## Objective
Report the number of lines that include "Daum", with no additional text.

______________________________

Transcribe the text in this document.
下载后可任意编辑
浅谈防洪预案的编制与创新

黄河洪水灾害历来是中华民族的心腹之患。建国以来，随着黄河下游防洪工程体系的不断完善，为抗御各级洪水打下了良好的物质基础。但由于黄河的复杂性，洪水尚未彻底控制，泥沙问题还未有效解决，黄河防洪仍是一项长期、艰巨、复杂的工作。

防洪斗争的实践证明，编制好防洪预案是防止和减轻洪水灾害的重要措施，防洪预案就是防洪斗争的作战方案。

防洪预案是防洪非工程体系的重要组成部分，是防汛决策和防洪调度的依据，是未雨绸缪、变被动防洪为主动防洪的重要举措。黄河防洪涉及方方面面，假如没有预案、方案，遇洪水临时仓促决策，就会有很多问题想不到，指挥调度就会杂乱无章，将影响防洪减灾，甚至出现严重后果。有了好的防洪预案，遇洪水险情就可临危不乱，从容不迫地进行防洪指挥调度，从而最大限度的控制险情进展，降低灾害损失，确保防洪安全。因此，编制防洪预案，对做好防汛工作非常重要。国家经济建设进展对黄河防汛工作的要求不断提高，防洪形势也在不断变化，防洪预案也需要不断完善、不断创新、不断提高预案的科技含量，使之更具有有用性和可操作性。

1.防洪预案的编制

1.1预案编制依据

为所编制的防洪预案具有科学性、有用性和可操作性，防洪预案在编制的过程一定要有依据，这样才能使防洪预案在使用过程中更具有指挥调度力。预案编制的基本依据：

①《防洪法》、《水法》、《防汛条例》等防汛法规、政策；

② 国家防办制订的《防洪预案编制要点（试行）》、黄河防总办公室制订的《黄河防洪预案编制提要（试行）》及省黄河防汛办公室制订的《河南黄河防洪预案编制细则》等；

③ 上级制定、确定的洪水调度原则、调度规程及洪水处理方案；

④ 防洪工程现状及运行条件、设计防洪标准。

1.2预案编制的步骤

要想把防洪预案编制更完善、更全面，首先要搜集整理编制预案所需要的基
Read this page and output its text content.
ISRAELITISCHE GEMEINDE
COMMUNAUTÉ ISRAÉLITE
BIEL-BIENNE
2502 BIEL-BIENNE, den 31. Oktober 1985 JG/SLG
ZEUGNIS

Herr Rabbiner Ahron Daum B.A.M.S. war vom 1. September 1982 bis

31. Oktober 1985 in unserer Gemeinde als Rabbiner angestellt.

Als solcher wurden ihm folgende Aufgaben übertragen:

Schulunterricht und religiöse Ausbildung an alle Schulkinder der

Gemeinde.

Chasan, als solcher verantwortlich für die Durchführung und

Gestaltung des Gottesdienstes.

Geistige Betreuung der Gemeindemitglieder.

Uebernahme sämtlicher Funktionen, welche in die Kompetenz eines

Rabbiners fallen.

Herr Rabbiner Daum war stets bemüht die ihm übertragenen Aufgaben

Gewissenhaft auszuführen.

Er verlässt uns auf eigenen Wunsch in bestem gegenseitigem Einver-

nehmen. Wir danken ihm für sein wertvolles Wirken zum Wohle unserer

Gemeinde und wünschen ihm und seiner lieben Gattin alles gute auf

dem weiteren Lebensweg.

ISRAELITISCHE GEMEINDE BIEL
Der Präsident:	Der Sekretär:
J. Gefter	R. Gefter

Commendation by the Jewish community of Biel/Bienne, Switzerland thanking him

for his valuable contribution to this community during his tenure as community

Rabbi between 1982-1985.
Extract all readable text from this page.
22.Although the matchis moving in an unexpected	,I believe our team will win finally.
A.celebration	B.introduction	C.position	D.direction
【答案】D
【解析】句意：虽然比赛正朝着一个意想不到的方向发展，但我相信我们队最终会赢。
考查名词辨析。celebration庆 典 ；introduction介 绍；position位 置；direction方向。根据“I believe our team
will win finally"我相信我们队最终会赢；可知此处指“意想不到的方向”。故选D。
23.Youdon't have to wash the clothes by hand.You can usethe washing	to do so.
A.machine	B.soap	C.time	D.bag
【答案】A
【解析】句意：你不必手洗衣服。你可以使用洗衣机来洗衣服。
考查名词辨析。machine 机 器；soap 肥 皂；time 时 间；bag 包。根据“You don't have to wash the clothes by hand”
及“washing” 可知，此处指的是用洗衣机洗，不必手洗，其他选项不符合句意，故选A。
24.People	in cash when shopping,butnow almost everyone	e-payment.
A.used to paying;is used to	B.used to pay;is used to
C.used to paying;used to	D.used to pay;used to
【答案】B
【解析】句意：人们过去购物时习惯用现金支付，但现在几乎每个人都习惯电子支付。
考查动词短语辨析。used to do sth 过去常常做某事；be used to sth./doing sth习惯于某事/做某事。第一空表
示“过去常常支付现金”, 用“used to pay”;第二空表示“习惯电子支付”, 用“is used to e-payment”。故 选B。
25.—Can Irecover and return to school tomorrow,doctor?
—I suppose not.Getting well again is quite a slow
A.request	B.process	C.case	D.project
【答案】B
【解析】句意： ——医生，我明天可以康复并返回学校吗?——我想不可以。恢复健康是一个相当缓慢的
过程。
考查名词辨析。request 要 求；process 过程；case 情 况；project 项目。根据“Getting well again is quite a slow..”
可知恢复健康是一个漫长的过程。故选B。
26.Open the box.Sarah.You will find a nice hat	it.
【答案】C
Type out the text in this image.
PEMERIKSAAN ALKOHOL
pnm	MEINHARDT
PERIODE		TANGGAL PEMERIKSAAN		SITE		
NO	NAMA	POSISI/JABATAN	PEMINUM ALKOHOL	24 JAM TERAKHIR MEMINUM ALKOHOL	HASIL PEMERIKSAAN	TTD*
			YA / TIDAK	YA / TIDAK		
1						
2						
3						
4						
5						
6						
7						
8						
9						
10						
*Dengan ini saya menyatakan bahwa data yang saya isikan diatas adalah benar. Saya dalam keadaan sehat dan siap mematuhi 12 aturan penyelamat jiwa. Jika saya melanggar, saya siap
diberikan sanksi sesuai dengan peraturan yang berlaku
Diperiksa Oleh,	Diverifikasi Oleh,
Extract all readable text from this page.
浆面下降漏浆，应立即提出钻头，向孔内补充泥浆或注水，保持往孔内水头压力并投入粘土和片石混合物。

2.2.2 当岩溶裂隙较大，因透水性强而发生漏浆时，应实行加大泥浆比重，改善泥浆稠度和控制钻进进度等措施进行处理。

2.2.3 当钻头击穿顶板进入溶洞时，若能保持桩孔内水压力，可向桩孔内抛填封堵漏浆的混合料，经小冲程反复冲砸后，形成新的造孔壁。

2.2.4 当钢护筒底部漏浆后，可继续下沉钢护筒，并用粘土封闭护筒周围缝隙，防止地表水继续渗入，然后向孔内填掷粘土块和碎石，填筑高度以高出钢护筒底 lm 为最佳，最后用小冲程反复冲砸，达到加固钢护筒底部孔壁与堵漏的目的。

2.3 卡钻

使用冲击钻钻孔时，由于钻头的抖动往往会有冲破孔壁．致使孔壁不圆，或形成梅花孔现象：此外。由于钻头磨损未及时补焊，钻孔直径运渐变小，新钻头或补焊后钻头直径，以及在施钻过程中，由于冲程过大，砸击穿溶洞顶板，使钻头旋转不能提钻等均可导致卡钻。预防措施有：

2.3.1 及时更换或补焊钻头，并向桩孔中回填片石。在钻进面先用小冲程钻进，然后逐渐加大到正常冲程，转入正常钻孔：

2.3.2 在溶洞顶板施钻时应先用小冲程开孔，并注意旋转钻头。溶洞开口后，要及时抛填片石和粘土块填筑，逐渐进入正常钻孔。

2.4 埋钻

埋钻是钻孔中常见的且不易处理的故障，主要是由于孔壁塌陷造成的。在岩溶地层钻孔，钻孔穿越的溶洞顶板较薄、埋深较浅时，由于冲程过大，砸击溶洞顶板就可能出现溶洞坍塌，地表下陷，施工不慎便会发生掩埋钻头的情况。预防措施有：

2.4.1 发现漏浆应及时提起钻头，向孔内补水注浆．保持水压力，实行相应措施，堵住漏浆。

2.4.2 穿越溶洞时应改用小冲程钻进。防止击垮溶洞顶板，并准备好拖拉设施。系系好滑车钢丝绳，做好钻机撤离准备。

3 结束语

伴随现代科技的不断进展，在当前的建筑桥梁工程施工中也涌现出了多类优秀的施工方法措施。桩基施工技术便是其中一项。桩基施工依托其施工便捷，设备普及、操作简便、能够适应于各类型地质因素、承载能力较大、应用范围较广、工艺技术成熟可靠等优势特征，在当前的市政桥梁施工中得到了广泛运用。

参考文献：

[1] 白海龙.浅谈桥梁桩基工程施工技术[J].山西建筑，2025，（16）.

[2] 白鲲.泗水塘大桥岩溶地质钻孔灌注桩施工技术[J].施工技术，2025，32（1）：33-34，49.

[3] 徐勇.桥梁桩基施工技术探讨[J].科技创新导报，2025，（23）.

______________________________

## Response
2